(Dataset entries)
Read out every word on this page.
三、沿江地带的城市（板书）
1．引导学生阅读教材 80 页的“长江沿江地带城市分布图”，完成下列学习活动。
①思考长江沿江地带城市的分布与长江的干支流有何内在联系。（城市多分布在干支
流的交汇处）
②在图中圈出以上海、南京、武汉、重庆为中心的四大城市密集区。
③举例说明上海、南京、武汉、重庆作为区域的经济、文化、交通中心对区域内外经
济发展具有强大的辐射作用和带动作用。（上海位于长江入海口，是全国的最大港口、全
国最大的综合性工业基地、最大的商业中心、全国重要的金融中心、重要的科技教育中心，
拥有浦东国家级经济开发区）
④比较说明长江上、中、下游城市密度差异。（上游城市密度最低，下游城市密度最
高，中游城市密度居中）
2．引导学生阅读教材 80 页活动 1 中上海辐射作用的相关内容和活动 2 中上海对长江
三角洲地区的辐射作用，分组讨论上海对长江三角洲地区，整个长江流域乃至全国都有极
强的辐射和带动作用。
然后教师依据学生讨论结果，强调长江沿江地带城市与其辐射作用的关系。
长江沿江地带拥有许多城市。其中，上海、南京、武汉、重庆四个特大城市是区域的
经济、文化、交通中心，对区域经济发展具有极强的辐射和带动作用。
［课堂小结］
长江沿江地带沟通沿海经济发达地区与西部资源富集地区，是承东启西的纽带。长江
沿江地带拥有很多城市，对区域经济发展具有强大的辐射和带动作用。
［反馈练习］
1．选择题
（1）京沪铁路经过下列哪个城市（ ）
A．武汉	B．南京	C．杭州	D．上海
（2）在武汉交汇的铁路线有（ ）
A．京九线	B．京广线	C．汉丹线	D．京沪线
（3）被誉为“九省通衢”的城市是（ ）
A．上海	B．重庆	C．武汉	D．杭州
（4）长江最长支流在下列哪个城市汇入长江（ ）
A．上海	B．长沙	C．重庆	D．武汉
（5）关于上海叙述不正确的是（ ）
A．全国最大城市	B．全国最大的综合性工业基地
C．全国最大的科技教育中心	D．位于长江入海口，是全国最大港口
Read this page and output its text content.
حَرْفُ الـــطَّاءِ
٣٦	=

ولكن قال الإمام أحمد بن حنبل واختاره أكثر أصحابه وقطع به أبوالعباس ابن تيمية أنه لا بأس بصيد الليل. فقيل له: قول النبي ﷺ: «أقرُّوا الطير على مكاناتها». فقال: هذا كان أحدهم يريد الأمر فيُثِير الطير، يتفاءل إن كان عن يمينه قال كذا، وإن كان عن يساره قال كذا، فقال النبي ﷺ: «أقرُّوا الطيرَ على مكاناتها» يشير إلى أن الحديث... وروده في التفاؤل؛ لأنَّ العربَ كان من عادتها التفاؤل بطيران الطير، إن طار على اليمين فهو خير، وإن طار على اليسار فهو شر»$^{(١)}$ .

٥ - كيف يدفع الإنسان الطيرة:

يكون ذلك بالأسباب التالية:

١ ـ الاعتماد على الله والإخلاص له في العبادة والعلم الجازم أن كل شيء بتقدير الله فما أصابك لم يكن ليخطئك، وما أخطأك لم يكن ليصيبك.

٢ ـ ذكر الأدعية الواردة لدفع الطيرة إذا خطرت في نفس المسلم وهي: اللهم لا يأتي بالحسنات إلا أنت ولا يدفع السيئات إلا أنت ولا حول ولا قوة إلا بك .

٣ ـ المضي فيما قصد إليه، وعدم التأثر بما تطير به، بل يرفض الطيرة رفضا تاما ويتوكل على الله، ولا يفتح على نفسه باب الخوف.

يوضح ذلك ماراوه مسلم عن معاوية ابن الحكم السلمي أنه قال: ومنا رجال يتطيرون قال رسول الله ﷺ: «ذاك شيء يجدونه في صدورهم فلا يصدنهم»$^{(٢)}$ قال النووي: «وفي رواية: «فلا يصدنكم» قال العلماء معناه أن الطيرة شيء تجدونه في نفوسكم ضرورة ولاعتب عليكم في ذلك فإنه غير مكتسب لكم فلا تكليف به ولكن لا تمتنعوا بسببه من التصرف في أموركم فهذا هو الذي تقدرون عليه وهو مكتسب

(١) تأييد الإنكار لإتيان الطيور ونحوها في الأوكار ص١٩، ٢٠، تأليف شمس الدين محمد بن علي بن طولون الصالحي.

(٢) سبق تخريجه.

* What you have to do *
Reproduce all of the data exactly as given.

* Correct answer *
Read out every word on this page.
三、沿江地带的城市（板书）
1．引导学生阅读教材 80 页的“长江沿江地带城市分布图”，完成下列学习活动。
①思考长江沿江地带城市的分布与长江的干支流有何内在联系。（城市多分布在干支
流的交汇处）
②在图中圈出以上海、南京、武汉、重庆为中心的四大城市密集区。
③举例说明上海、南京、武汉、重庆作为区域的经济、文化、交通中心对区域内外经
济发展具有强大的辐射作用和带动作用。（上海位于长江入海口，是全国的最大港口、全
国最大的综合性工业基地、最大的商业中心、全国重要的金融中心、重要的科技教育中心，
拥有浦东国家级经济开发区）
④比较说明长江上、中、下游城市密度差异。（上游城市密度最低，下游城市密度最
高，中游城市密度居中）
2．引导学生阅读教材 80 页活动 1 中上海辐射作用的相关内容和活动 2 中上海对长江
三角洲地区的辐射作用，分组讨论上海对长江三角洲地区，整个长江流域乃至全国都有极
强的辐射和带动作用。
然后教师依据学生讨论结果，强调长江沿江地带城市与其辐射作用的关系。
长江沿江地带拥有许多城市。其中，上海、南京、武汉、重庆四个特大城市是区域的
经济、文化、交通中心，对区域经济发展具有极强的辐射和带动作用。
［课堂小结］
长江沿江地带沟通沿海经济发达地区与西部资源富集地区，是承东启西的纽带。长江
沿江地带拥有很多城市，对区域经济发展具有强大的辐射和带动作用。
［反馈练习］
1．选择题
（1）京沪铁路经过下列哪个城市（ ）
A．武汉	B．南京	C．杭州	D．上海
（2）在武汉交汇的铁路线有（ ）
A．京九线	B．京广线	C．汉丹线	D．京沪线
（3）被誉为“九省通衢”的城市是（ ）
A．上海	B．重庆	C．武汉	D．杭州
（4）长江最长支流在下列哪个城市汇入长江（ ）
A．上海	B．长沙	C．重庆	D．武汉
（5）关于上海叙述不正确的是（ ）
A．全国最大城市	B．全国最大的综合性工业基地
C．全国最大的科技教育中心	D．位于长江入海口，是全国最大港口
Read this page and output its text content.
حَرْفُ الـــطَّاءِ
٣٦	=

ولكن قال الإمام أحمد بن حنبل واختاره أكثر أصحابه وقطع به أبوالعباس ابن تيمية أنه لا بأس بصيد الليل. فقيل له: قول النبي ﷺ: «أقرُّوا الطير على مكاناتها». فقال: هذا كان أحدهم يريد الأمر فيُثِير الطير، يتفاءل إن كان عن يمينه قال كذا، وإن كان عن يساره قال كذا، فقال النبي ﷺ: «أقرُّوا الطيرَ على مكاناتها» يشير إلى أن الحديث... وروده في التفاؤل؛ لأنَّ العربَ كان من عادتها التفاؤل بطيران الطير، إن طار على اليمين فهو خير، وإن طار على اليسار فهو شر»$^{(١)}$ .

٥ - كيف يدفع الإنسان الطيرة:

يكون ذلك بالأسباب التالية:

١ ـ الاعتماد على الله والإخلاص له في العبادة والعلم الجازم أن كل شيء بتقدير الله فما أصابك لم يكن ليخطئك، وما أخطأك لم يكن ليصيبك.

٢ ـ ذكر الأدعية الواردة لدفع الطيرة إذا خطرت في نفس المسلم وهي: اللهم لا يأتي بالحسنات إلا أنت ولا يدفع السيئات إلا أنت ولا حول ولا قوة إلا بك .

٣ ـ المضي فيما قصد إليه، وعدم التأثر بما تطير به، بل يرفض الطيرة رفضا تاما ويتوكل على الله، ولا يفتح على نفسه باب الخوف.

يوضح ذلك ماراوه مسلم عن معاوية ابن الحكم السلمي أنه قال: ومنا رجال يتطيرون قال رسول الله ﷺ: «ذاك شيء يجدونه في صدورهم فلا يصدنهم»$^{(٢)}$ قال النووي: «وفي رواية: «فلا يصدنكم» قال العلماء معناه أن الطيرة شيء تجدونه في نفوسكم ضرورة ولاعتب عليكم في ذلك فإنه غير مكتسب لكم فلا تكليف به ولكن لا تمتنعوا بسببه من التصرف في أموركم فهذا هو الذي تقدرون عليه وهو مكتسب

(١) تأييد الإنكار لإتيان الطيور ونحوها في الأوكار ص١٩، ٢٠، تأليف شمس الدين محمد بن علي بن طولون الصالحي.

(٢) سبق تخريجه.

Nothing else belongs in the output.